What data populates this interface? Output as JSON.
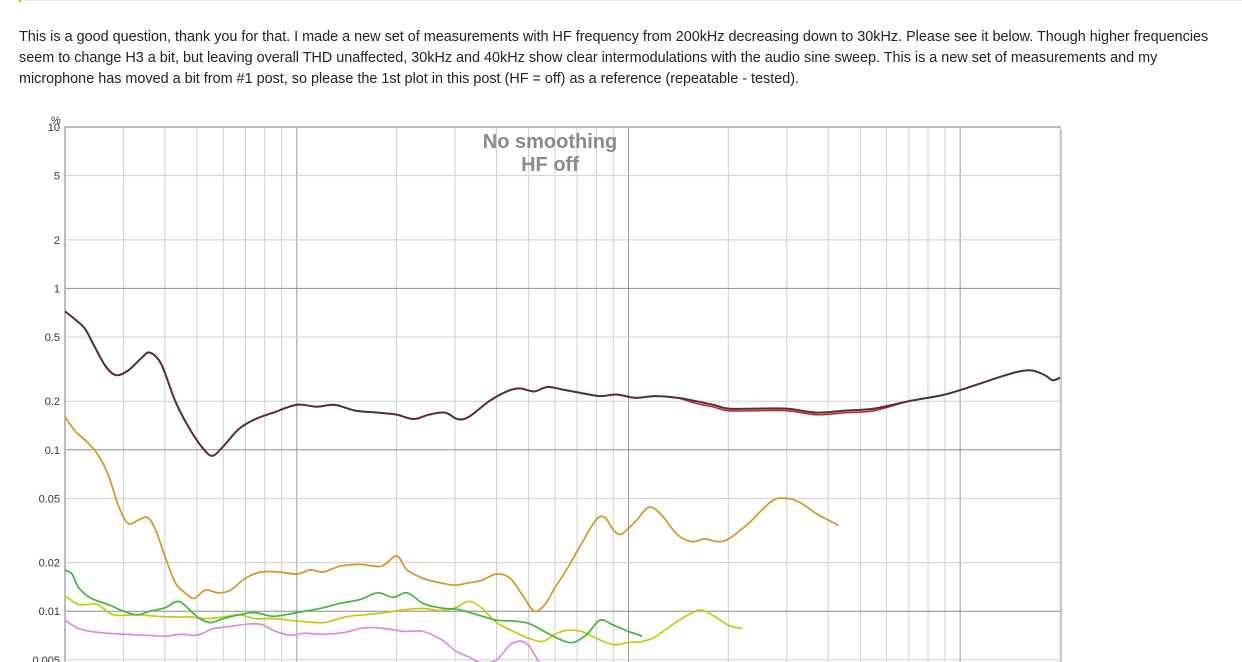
{
  "post": {
    "text": "This is a good question, thank you for that. I made a new set of measurements with HF frequency from 200kHz decreasing down to 30kHz. Please see it below. Though higher frequencies seem to change H3 a bit, but leaving overall THD unaffected, 30kHz and 40kHz show clear intermodulations with the audio sine sweep. This is a new set of measurements and my microphone has moved a bit from #1 post, so please the 1st plot in this post (HF = off) as a reference (repeatable - tested)."
  },
  "chart_data": {
    "type": "line",
    "title": "No smoothing",
    "subtitle": "HF off",
    "ylabel": "%",
    "xlabel": "",
    "y_scale": "log",
    "ylim": [
      0.005,
      10
    ],
    "y_ticks": [
      "10",
      "5",
      "2",
      "1",
      "0.5",
      "0.2",
      "0.1",
      "0.05",
      "0.02",
      "0.01",
      "0.005"
    ],
    "y_tick_values": [
      10,
      5,
      2,
      1,
      0.5,
      0.2,
      0.1,
      0.05,
      0.02,
      0.01,
      0.005
    ],
    "x_scale": "log",
    "xlim": [
      20,
      20000
    ],
    "grid": true,
    "legend": "none",
    "colors": {
      "thd": "#5a2e2e",
      "thd_alt": "#c0282c",
      "h2": "#d4961c",
      "h3": "#3cb83c",
      "h4": "#c8c814",
      "h5": "#e088e0"
    },
    "series": [
      {
        "key": "thd",
        "points": [
          [
            20,
            0.72
          ],
          [
            21.5,
            0.64
          ],
          [
            23,
            0.56
          ],
          [
            24.5,
            0.44
          ],
          [
            26.5,
            0.33
          ],
          [
            28.5,
            0.29
          ],
          [
            31,
            0.31
          ],
          [
            34,
            0.37
          ],
          [
            36,
            0.4
          ],
          [
            39,
            0.34
          ],
          [
            43,
            0.2
          ],
          [
            48,
            0.13
          ],
          [
            53,
            0.098
          ],
          [
            56,
            0.092
          ],
          [
            60,
            0.105
          ],
          [
            67,
            0.135
          ],
          [
            75,
            0.155
          ],
          [
            85,
            0.17
          ],
          [
            100,
            0.19
          ],
          [
            115,
            0.185
          ],
          [
            130,
            0.19
          ],
          [
            150,
            0.175
          ],
          [
            175,
            0.17
          ],
          [
            200,
            0.165
          ],
          [
            225,
            0.155
          ],
          [
            250,
            0.165
          ],
          [
            280,
            0.17
          ],
          [
            305,
            0.155
          ],
          [
            330,
            0.16
          ],
          [
            380,
            0.2
          ],
          [
            430,
            0.23
          ],
          [
            470,
            0.24
          ],
          [
            520,
            0.23
          ],
          [
            570,
            0.245
          ],
          [
            640,
            0.235
          ],
          [
            720,
            0.225
          ],
          [
            820,
            0.215
          ],
          [
            920,
            0.22
          ],
          [
            1050,
            0.21
          ],
          [
            1200,
            0.215
          ],
          [
            1400,
            0.21
          ],
          [
            1600,
            0.2
          ],
          [
            1800,
            0.19
          ],
          [
            2000,
            0.18
          ],
          [
            2400,
            0.18
          ],
          [
            3000,
            0.18
          ],
          [
            3700,
            0.17
          ],
          [
            4500,
            0.175
          ],
          [
            5500,
            0.18
          ],
          [
            7000,
            0.2
          ],
          [
            9000,
            0.22
          ],
          [
            11000,
            0.25
          ],
          [
            13000,
            0.28
          ],
          [
            15000,
            0.305
          ],
          [
            16500,
            0.31
          ],
          [
            18000,
            0.29
          ],
          [
            19000,
            0.27
          ],
          [
            20000,
            0.28
          ]
        ]
      },
      {
        "key": "h2",
        "points": [
          [
            20,
            0.16
          ],
          [
            21.5,
            0.13
          ],
          [
            23,
            0.115
          ],
          [
            25,
            0.095
          ],
          [
            27,
            0.07
          ],
          [
            29,
            0.045
          ],
          [
            31,
            0.035
          ],
          [
            33.5,
            0.037
          ],
          [
            35.5,
            0.038
          ],
          [
            37.5,
            0.032
          ],
          [
            40,
            0.022
          ],
          [
            43,
            0.015
          ],
          [
            46,
            0.013
          ],
          [
            49,
            0.012
          ],
          [
            53,
            0.0135
          ],
          [
            58,
            0.013
          ],
          [
            63,
            0.0135
          ],
          [
            70,
            0.016
          ],
          [
            78,
            0.0175
          ],
          [
            88,
            0.0175
          ],
          [
            100,
            0.017
          ],
          [
            110,
            0.018
          ],
          [
            120,
            0.0175
          ],
          [
            135,
            0.019
          ],
          [
            155,
            0.0195
          ],
          [
            180,
            0.019
          ],
          [
            200,
            0.022
          ],
          [
            215,
            0.018
          ],
          [
            240,
            0.016
          ],
          [
            270,
            0.015
          ],
          [
            300,
            0.0145
          ],
          [
            330,
            0.015
          ],
          [
            360,
            0.0155
          ],
          [
            400,
            0.017
          ],
          [
            440,
            0.016
          ],
          [
            480,
            0.0125
          ],
          [
            520,
            0.01
          ],
          [
            560,
            0.011
          ],
          [
            600,
            0.014
          ],
          [
            650,
            0.018
          ],
          [
            720,
            0.026
          ],
          [
            800,
            0.037
          ],
          [
            850,
            0.038
          ],
          [
            900,
            0.032
          ],
          [
            950,
            0.03
          ],
          [
            1050,
            0.036
          ],
          [
            1150,
            0.044
          ],
          [
            1250,
            0.04
          ],
          [
            1400,
            0.03
          ],
          [
            1550,
            0.027
          ],
          [
            1700,
            0.028
          ],
          [
            1850,
            0.027
          ],
          [
            2000,
            0.028
          ],
          [
            2300,
            0.035
          ],
          [
            2700,
            0.048
          ],
          [
            3000,
            0.05
          ],
          [
            3300,
            0.047
          ],
          [
            3700,
            0.04
          ],
          [
            4300,
            0.034
          ]
        ]
      },
      {
        "key": "h3",
        "points": [
          [
            20,
            0.018
          ],
          [
            21,
            0.017
          ],
          [
            22,
            0.014
          ],
          [
            24,
            0.012
          ],
          [
            27,
            0.011
          ],
          [
            30,
            0.01
          ],
          [
            33,
            0.0095
          ],
          [
            36,
            0.01
          ],
          [
            40,
            0.0105
          ],
          [
            44,
            0.0115
          ],
          [
            48,
            0.01
          ],
          [
            51,
            0.009
          ],
          [
            55,
            0.0085
          ],
          [
            60,
            0.009
          ],
          [
            67,
            0.0095
          ],
          [
            75,
            0.0098
          ],
          [
            85,
            0.0093
          ],
          [
            100,
            0.0098
          ],
          [
            120,
            0.0105
          ],
          [
            135,
            0.0112
          ],
          [
            155,
            0.0118
          ],
          [
            175,
            0.013
          ],
          [
            195,
            0.0122
          ],
          [
            215,
            0.013
          ],
          [
            240,
            0.0112
          ],
          [
            270,
            0.0105
          ],
          [
            310,
            0.0102
          ],
          [
            350,
            0.0095
          ],
          [
            400,
            0.0088
          ],
          [
            450,
            0.0087
          ],
          [
            500,
            0.0084
          ],
          [
            550,
            0.0076
          ],
          [
            620,
            0.0067
          ],
          [
            680,
            0.0064
          ],
          [
            750,
            0.0072
          ],
          [
            820,
            0.0088
          ],
          [
            900,
            0.0082
          ],
          [
            1000,
            0.0075
          ],
          [
            1100,
            0.007
          ]
        ]
      },
      {
        "key": "h4",
        "points": [
          [
            20,
            0.0125
          ],
          [
            22,
            0.011
          ],
          [
            25,
            0.011
          ],
          [
            28,
            0.0095
          ],
          [
            33,
            0.0095
          ],
          [
            38,
            0.0093
          ],
          [
            43,
            0.0092
          ],
          [
            48,
            0.0092
          ],
          [
            53,
            0.009
          ],
          [
            60,
            0.0092
          ],
          [
            67,
            0.0095
          ],
          [
            75,
            0.009
          ],
          [
            85,
            0.009
          ],
          [
            100,
            0.0087
          ],
          [
            120,
            0.0085
          ],
          [
            140,
            0.0092
          ],
          [
            160,
            0.0095
          ],
          [
            185,
            0.0098
          ],
          [
            210,
            0.0102
          ],
          [
            240,
            0.0104
          ],
          [
            270,
            0.0101
          ],
          [
            300,
            0.0105
          ],
          [
            330,
            0.0115
          ],
          [
            360,
            0.0105
          ],
          [
            400,
            0.0085
          ],
          [
            450,
            0.0075
          ],
          [
            500,
            0.0068
          ],
          [
            550,
            0.0065
          ],
          [
            600,
            0.0072
          ],
          [
            650,
            0.0076
          ],
          [
            720,
            0.0075
          ],
          [
            800,
            0.0068
          ],
          [
            900,
            0.0062
          ],
          [
            1000,
            0.0064
          ],
          [
            1100,
            0.0065
          ],
          [
            1200,
            0.0069
          ],
          [
            1350,
            0.0082
          ],
          [
            1500,
            0.0094
          ],
          [
            1650,
            0.0102
          ],
          [
            1800,
            0.0094
          ],
          [
            2000,
            0.0082
          ],
          [
            2200,
            0.0078
          ]
        ]
      },
      {
        "key": "h5",
        "points": [
          [
            20,
            0.0088
          ],
          [
            22,
            0.0078
          ],
          [
            25,
            0.0074
          ],
          [
            30,
            0.0072
          ],
          [
            35,
            0.0071
          ],
          [
            40,
            0.007
          ],
          [
            45,
            0.0072
          ],
          [
            50,
            0.0071
          ],
          [
            56,
            0.0078
          ],
          [
            62,
            0.008
          ],
          [
            70,
            0.0083
          ],
          [
            78,
            0.0083
          ],
          [
            85,
            0.0076
          ],
          [
            95,
            0.0071
          ],
          [
            105,
            0.0073
          ],
          [
            120,
            0.0072
          ],
          [
            140,
            0.0074
          ],
          [
            160,
            0.0079
          ],
          [
            185,
            0.0078
          ],
          [
            210,
            0.0075
          ],
          [
            240,
            0.0075
          ],
          [
            275,
            0.0066
          ],
          [
            300,
            0.0057
          ],
          [
            330,
            0.0052
          ],
          [
            360,
            0.0048
          ],
          [
            400,
            0.005
          ],
          [
            440,
            0.0062
          ],
          [
            480,
            0.0065
          ],
          [
            510,
            0.0058
          ],
          [
            540,
            0.0047
          ]
        ]
      }
    ]
  }
}
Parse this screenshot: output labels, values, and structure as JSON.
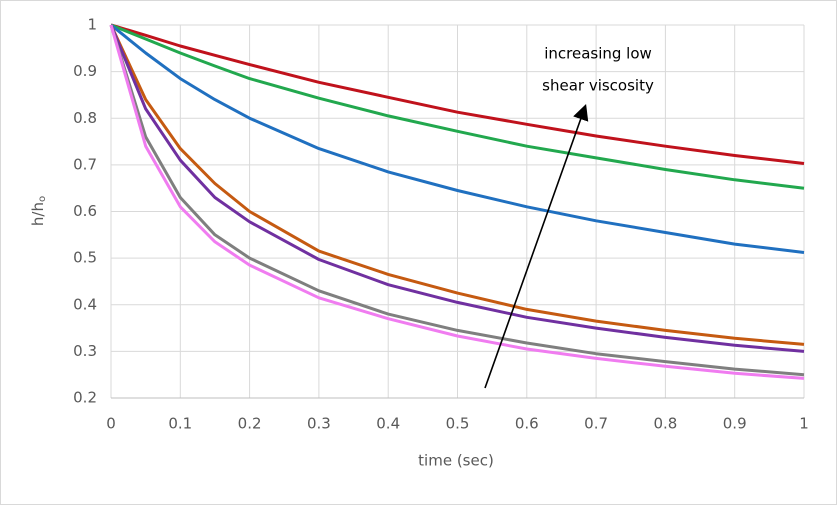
{
  "chart_data": {
    "type": "line",
    "xlabel": "time (sec)",
    "ylabel": "h/h",
    "ylabel_subscript": "o",
    "annotation": [
      "increasing low",
      "shear viscosity"
    ],
    "x": [
      0,
      0.05,
      0.1,
      0.15,
      0.2,
      0.3,
      0.4,
      0.5,
      0.6,
      0.7,
      0.8,
      0.9,
      1
    ],
    "series": [
      {
        "color": "#c0121c",
        "values": [
          1,
          0.978,
          0.955,
          0.935,
          0.915,
          0.877,
          0.845,
          0.813,
          0.787,
          0.762,
          0.74,
          0.72,
          0.703
        ]
      },
      {
        "color": "#22a84e",
        "values": [
          1,
          0.97,
          0.94,
          0.912,
          0.885,
          0.843,
          0.805,
          0.772,
          0.74,
          0.715,
          0.69,
          0.668,
          0.65
        ]
      },
      {
        "color": "#2070c0",
        "values": [
          1,
          0.94,
          0.885,
          0.84,
          0.8,
          0.735,
          0.685,
          0.645,
          0.61,
          0.58,
          0.555,
          0.53,
          0.512
        ]
      },
      {
        "color": "#c55a11",
        "values": [
          1,
          0.84,
          0.735,
          0.66,
          0.6,
          0.515,
          0.465,
          0.425,
          0.39,
          0.365,
          0.345,
          0.328,
          0.315
        ]
      },
      {
        "color": "#7030a0",
        "values": [
          1,
          0.82,
          0.71,
          0.63,
          0.578,
          0.497,
          0.443,
          0.405,
          0.373,
          0.35,
          0.33,
          0.313,
          0.3
        ]
      },
      {
        "color": "#7f7f7f",
        "values": [
          1,
          0.76,
          0.63,
          0.55,
          0.5,
          0.43,
          0.38,
          0.345,
          0.318,
          0.295,
          0.278,
          0.262,
          0.25
        ]
      },
      {
        "color": "#f07cf0",
        "values": [
          1,
          0.74,
          0.61,
          0.535,
          0.485,
          0.415,
          0.37,
          0.333,
          0.305,
          0.285,
          0.268,
          0.253,
          0.242
        ]
      }
    ],
    "xlim": [
      0,
      1
    ],
    "xticks": [
      0,
      0.1,
      0.2,
      0.3,
      0.4,
      0.5,
      0.6,
      0.7,
      0.8,
      0.9,
      1
    ],
    "ylim": [
      0.2,
      1
    ],
    "yticks": [
      0.2,
      0.3,
      0.4,
      0.5,
      0.6,
      0.7,
      0.8,
      0.9,
      1
    ],
    "grid": true
  }
}
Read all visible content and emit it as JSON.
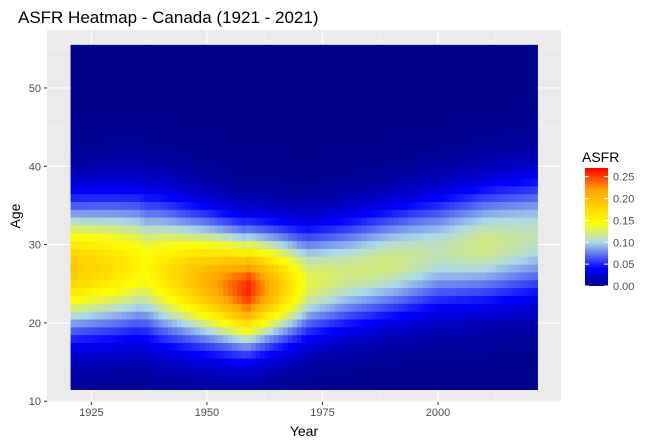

_ _ _ _

_PROBLEM TO SOLVE_
Copy all lines of the listing above that contain the string "JSON".

_RESPONSE FOR THIS EXERCISE_
What data populates this interface? Output as JSON.
Parse this screenshot: output labels, values, and structure as JSON.
Read all visible content and emit it as JSON.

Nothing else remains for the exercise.